→ **TO-DO LIST**:
1. Which subjects does Miles teach Martinez, according to the article about learning Braille?
2. Extend the article about learning Braille, beginning right after its final sentence.

→ **READING PASSAGE**:
After a year-and-a-half in Ohio, however, Miles returned to Craig.

“I decided I missed home and came back,” Miles said.

“Last year, I was a para for special-needs students (at Sandrock). Then, because of my optical background, they asked me to learn Braille. … I said OK.”

Miles said it’s not too difficult to learn the Braille alphabet by sight, but feeling the raised dots on paper is another matter.

“It’s really hard for me to feel it,” Miles said. “So if I go blind, I’ll have to relearn how to do it.”

Her student, on the other hand, is quickly picking up the skill.

“I know with his little fingers he can feel all the different bumps,” Miles said.

Martinez, 6, was born with impaired vision. It is unknown whether his vision will improve or decline as he gets older, Miles said. At present, Martinez can see shapes, shadows and colors out of one eye.

“I paint my fingernails different colors and he looks closely at them,” Miles said of Martinez. “He tells me that Fridays they have to be blue because we wear blue every Friday. So if my nails aren’t blue on Friday, I get in trouble.”

Miles teaches Martinez math, reading and writing.

The writing is performed on a Braille writer — a typewriter that resembles a stenograph. By using different combinations of only nine keys on the Braille writer, Martinez can emboss paper with all the letters of the alphabet and numerals.

When it comes to learning, Miles said Martinez is just like other first-graders.

“He’s a regular 6-year-old boy,” Miles said. “He doesn’t want to do writing or reading or anything like that…he’d prefer to just play.”

Martinez agreed.

“You know what?” Martinez said. “I don’t like Braille any days.”

The biggest challenge, Miles said, is getting Martinez to interact with fellow students.

Miles said that because Martinez spends so much time listening to his surroundings — particularly adults — he is verbally precocious. And his conversations with like-aged children can be unsatisfying for him.

→ **EXTRACTED DATA**:

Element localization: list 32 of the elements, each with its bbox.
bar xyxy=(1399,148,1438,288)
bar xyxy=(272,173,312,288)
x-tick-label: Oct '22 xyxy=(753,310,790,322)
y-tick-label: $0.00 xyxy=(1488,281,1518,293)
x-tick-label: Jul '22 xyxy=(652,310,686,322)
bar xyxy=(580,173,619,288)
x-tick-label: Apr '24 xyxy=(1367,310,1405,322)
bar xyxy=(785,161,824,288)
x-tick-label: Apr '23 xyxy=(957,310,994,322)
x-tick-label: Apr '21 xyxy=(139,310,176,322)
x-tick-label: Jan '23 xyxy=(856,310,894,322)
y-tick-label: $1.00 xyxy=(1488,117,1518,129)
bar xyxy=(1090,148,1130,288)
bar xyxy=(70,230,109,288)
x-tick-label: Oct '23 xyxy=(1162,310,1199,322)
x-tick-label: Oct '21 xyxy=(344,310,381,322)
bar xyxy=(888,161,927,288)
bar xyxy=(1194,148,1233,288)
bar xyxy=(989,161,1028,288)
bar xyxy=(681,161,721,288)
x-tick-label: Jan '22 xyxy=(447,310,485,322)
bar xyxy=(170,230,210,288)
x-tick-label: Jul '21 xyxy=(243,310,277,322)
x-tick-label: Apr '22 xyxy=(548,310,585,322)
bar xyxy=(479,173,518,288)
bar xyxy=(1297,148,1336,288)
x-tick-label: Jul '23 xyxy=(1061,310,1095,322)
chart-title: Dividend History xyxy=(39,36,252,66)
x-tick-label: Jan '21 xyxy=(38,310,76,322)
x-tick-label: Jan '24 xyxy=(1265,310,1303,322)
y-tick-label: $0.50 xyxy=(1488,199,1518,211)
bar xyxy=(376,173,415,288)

→ **RESPONSES FOR EACH TASK**:
1. Math, reading and writing.

2.
“He’s more in tune with adults,” Miles said. “So when we’re on the playground, I try to send him out with other kids.”

Miles said other children at Sandrock are respectful of Martinez’s different abilities.

“In the classroom they are very respectful,” Miles said of Martinez’s fellow students. “There are also several students throughout the school that know him, that know he’s blind and they stop and talk to him.”

Miles said she thinks Martinez’s presence in the classroom enriches learning for other students.

One day, for instance, first-graders were blindfolded so they could experience daily life from Martinez’s perspective.

The children were asked to touch different types of food so they could experience Martinez’s tactile world. They also drew pictures blindfolded and learned to map the different pathways through the classroom tables by memory.

“After that day, the kids are much better at pushing in their chairs,” Miles said laughing.

Miles said spending so much time with Martinez has made them close.

“You do become very attached,” Miles said of their relationship. “I’m with him all day. I mother him sometimes, and I shouldn’t.”

“We’re just buddies,” Martinez said.